**SHORT TASK**
Leave out the pictures and repeat exactly the lines from the one containing "Parse this screenshot: output" through the final line of the listing below.
»»
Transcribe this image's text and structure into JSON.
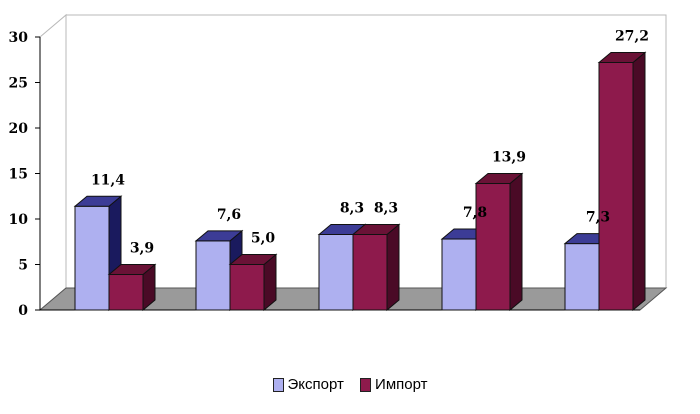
{
  "chart_data": {
    "type": "bar",
    "categories": [
      "",
      "",
      "",
      "",
      ""
    ],
    "series": [
      {
        "name": "Экспорт",
        "values": [
          11.4,
          7.6,
          8.3,
          7.8,
          7.3
        ],
        "labels": [
          "11,4",
          "7,6",
          "8,3",
          "7,8",
          "7,3"
        ]
      },
      {
        "name": "Импорт",
        "values": [
          3.9,
          5.0,
          8.3,
          13.9,
          27.2
        ],
        "labels": [
          "3,9",
          "5,0",
          "8,3",
          "13,9",
          "27,2"
        ]
      }
    ],
    "ylim": [
      0,
      30
    ],
    "yticks": [
      0,
      5,
      10,
      15,
      20,
      25,
      30
    ],
    "title": "",
    "xlabel": "",
    "ylabel": "",
    "legend_position": "bottom",
    "grid": false,
    "style": "3d-bar",
    "colors": {
      "export_front": "#aeb0f0",
      "export_side": "#1a1a5e",
      "export_top": "#3c3c96",
      "import_front": "#8e1a4c",
      "import_side": "#4a0a26",
      "import_top": "#6a1236",
      "floor": "#9a9a9a",
      "wall": "#ffffff"
    }
  }
}
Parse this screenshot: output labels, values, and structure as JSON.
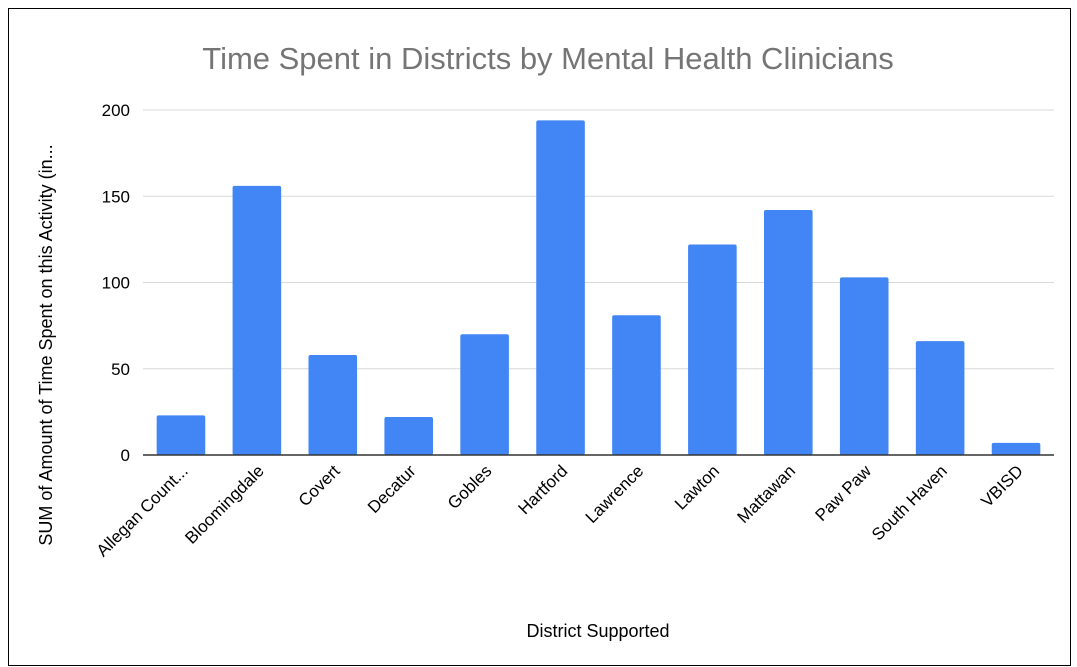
{
  "chart_data": {
    "type": "bar",
    "title": "Time Spent in Districts by Mental Health Clinicians",
    "xlabel": "District Supported",
    "ylabel": "SUM of Amount of Time Spent on this Activity (in...",
    "categories": [
      "Allegan Count...",
      "Bloomingdale",
      "Covert",
      "Decatur",
      "Gobles",
      "Hartford",
      "Lawrence",
      "Lawton",
      "Mattawan",
      "Paw Paw",
      "South Haven",
      "VBISD"
    ],
    "series": [
      {
        "values": [
          23,
          156,
          58,
          22,
          70,
          194,
          81,
          122,
          142,
          103,
          66,
          7
        ]
      }
    ],
    "ylim": [
      0,
      200
    ],
    "yticks": [
      0,
      50,
      100,
      150,
      200
    ],
    "grid": true,
    "bar_color": "#4285f4",
    "grid_color": "#d9d9d9",
    "title_color": "#757575"
  }
}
««
**EXERCISE RESULT**
Parse this screenshot: output labels, values, and structure as JSON.
{
  "chart_data": {
    "type": "bar",
    "title": "Time Spent in Districts by Mental Health Clinicians",
    "xlabel": "District Supported",
    "ylabel": "SUM of Amount of Time Spent on this Activity (in...",
    "categories": [
      "Allegan Count...",
      "Bloomingdale",
      "Covert",
      "Decatur",
      "Gobles",
      "Hartford",
      "Lawrence",
      "Lawton",
      "Mattawan",
      "Paw Paw",
      "South Haven",
      "VBISD"
    ],
    "series": [
      {
        "values": [
          23,
          156,
          58,
          22,
          70,
          194,
          81,
          122,
          142,
          103,
          66,
          7
        ]
      }
    ],
    "ylim": [
      0,
      200
    ],
    "yticks": [
      0,
      50,
      100,
      150,
      200
    ],
    "grid": true,
    "bar_color": "#4285f4",
    "grid_color": "#d9d9d9",
    "title_color": "#757575"
  }
}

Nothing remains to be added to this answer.